# start of Data provided

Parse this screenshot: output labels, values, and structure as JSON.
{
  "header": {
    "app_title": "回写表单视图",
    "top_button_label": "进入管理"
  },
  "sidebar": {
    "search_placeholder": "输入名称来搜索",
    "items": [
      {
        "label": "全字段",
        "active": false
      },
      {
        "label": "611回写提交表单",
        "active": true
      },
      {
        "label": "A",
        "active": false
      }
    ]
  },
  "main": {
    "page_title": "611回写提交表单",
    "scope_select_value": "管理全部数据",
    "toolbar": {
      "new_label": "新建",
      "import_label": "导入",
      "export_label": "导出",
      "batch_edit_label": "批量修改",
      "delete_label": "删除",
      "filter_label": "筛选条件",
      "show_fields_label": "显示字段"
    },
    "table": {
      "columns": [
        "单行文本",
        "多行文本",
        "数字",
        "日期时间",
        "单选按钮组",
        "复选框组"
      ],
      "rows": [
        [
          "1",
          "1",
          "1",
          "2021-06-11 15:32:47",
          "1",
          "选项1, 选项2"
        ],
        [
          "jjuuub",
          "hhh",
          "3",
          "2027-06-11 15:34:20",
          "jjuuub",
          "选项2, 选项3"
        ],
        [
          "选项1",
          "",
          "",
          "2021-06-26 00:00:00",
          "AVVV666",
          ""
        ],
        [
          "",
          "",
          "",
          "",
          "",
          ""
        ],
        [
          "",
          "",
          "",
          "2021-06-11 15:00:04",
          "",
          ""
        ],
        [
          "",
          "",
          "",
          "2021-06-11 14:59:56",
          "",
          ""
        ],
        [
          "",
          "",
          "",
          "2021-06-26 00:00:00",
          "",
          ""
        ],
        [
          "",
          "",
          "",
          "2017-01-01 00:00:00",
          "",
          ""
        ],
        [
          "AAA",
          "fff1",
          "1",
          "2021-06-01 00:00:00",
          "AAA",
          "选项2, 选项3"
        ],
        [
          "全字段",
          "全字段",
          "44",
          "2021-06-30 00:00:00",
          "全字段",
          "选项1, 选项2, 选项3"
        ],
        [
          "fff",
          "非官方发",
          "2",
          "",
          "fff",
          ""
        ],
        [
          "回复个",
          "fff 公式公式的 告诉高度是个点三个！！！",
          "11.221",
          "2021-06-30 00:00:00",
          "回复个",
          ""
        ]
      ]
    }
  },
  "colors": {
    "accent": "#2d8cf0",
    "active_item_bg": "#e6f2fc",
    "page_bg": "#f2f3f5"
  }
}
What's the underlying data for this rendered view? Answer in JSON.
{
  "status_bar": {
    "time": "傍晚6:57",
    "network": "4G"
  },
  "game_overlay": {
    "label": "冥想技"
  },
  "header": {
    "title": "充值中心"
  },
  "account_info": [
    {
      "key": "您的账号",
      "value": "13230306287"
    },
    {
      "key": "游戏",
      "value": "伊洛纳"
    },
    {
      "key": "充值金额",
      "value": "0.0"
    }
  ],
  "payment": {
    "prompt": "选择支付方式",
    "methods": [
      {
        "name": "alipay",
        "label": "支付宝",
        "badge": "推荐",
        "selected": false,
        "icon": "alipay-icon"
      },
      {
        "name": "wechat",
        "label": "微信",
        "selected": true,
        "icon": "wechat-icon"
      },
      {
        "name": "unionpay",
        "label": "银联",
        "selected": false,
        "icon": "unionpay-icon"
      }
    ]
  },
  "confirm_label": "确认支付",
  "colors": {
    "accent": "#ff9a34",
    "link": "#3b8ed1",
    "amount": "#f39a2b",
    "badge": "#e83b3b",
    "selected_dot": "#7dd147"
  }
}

# end of Data provided

**Exercise directions**
Count how many lines of the material hold the string "name". Give the number and nothing more.

**Result**
3